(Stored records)
══════
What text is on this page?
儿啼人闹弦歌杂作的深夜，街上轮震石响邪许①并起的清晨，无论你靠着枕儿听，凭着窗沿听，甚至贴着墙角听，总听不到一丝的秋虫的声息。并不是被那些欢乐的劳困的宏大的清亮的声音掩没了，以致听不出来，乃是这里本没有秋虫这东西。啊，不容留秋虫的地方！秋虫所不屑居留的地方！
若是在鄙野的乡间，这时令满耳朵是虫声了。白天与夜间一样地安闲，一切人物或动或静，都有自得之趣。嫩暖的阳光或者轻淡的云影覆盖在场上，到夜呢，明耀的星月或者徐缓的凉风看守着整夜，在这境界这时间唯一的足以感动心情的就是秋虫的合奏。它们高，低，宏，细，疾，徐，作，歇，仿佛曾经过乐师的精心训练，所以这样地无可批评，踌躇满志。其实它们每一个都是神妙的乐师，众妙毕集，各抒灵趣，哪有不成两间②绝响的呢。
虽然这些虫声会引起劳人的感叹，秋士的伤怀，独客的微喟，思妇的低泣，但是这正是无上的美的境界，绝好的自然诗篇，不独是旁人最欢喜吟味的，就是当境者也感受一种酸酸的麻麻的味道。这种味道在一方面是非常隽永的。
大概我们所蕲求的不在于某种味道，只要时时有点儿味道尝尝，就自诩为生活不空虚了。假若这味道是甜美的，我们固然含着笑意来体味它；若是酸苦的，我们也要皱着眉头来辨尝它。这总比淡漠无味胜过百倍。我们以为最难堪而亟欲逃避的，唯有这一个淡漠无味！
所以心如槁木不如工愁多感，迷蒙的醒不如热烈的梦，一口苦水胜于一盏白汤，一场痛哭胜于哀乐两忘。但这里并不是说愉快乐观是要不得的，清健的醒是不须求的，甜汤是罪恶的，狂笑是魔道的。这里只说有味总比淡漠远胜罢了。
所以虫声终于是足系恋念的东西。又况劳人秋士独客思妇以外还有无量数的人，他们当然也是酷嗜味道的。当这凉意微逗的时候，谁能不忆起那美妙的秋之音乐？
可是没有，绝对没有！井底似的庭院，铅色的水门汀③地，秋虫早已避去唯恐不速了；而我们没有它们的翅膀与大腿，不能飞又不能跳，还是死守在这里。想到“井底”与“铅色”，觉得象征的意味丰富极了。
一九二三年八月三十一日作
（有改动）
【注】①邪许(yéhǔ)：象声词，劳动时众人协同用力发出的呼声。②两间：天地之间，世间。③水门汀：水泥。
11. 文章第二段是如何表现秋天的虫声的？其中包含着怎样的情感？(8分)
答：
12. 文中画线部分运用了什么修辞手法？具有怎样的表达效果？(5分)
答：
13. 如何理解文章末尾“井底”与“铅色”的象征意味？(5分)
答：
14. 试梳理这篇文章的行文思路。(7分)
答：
══════
Repeat the listing in full, keeping every line exactly as it is.

_Solution below_
What text is on this page?
儿啼人闹弦歌杂作的深夜，街上轮震石响邪许①并起的清晨，无论你靠着枕儿听，凭着窗沿听，甚至贴着墙角听，总听不到一丝的秋虫的声息。并不是被那些欢乐的劳困的宏大的清亮的声音掩没了，以致听不出来，乃是这里本没有秋虫这东西。啊，不容留秋虫的地方！秋虫所不屑居留的地方！
若是在鄙野的乡间，这时令满耳朵是虫声了。白天与夜间一样地安闲，一切人物或动或静，都有自得之趣。嫩暖的阳光或者轻淡的云影覆盖在场上，到夜呢，明耀的星月或者徐缓的凉风看守着整夜，在这境界这时间唯一的足以感动心情的就是秋虫的合奏。它们高，低，宏，细，疾，徐，作，歇，仿佛曾经过乐师的精心训练，所以这样地无可批评，踌躇满志。其实它们每一个都是神妙的乐师，众妙毕集，各抒灵趣，哪有不成两间②绝响的呢。
虽然这些虫声会引起劳人的感叹，秋士的伤怀，独客的微喟，思妇的低泣，但是这正是无上的美的境界，绝好的自然诗篇，不独是旁人最欢喜吟味的，就是当境者也感受一种酸酸的麻麻的味道。这种味道在一方面是非常隽永的。
大概我们所蕲求的不在于某种味道，只要时时有点儿味道尝尝，就自诩为生活不空虚了。假若这味道是甜美的，我们固然含着笑意来体味它；若是酸苦的，我们也要皱着眉头来辨尝它。这总比淡漠无味胜过百倍。我们以为最难堪而亟欲逃避的，唯有这一个淡漠无味！
所以心如槁木不如工愁多感，迷蒙的醒不如热烈的梦，一口苦水胜于一盏白汤，一场痛哭胜于哀乐两忘。但这里并不是说愉快乐观是要不得的，清健的醒是不须求的，甜汤是罪恶的，狂笑是魔道的。这里只说有味总比淡漠远胜罢了。
所以虫声终于是足系恋念的东西。又况劳人秋士独客思妇以外还有无量数的人，他们当然也是酷嗜味道的。当这凉意微逗的时候，谁能不忆起那美妙的秋之音乐？
可是没有，绝对没有！井底似的庭院，铅色的水门汀③地，秋虫早已避去唯恐不速了；而我们没有它们的翅膀与大腿，不能飞又不能跳，还是死守在这里。想到“井底”与“铅色”，觉得象征的意味丰富极了。
一九二三年八月三十一日作
（有改动）
【注】①邪许(yéhǔ)：象声词，劳动时众人协同用力发出的呼声。②两间：天地之间，世间。③水门汀：水泥。
11. 文章第二段是如何表现秋天的虫声的？其中包含着怎样的情感？(8分)
答：
12. 文中画线部分运用了什么修辞手法？具有怎样的表达效果？(5分)
答：
13. 如何理解文章末尾“井底”与“铅色”的象征意味？(5分)
答：
14. 试梳理这篇文章的行文思路。(7分)
答：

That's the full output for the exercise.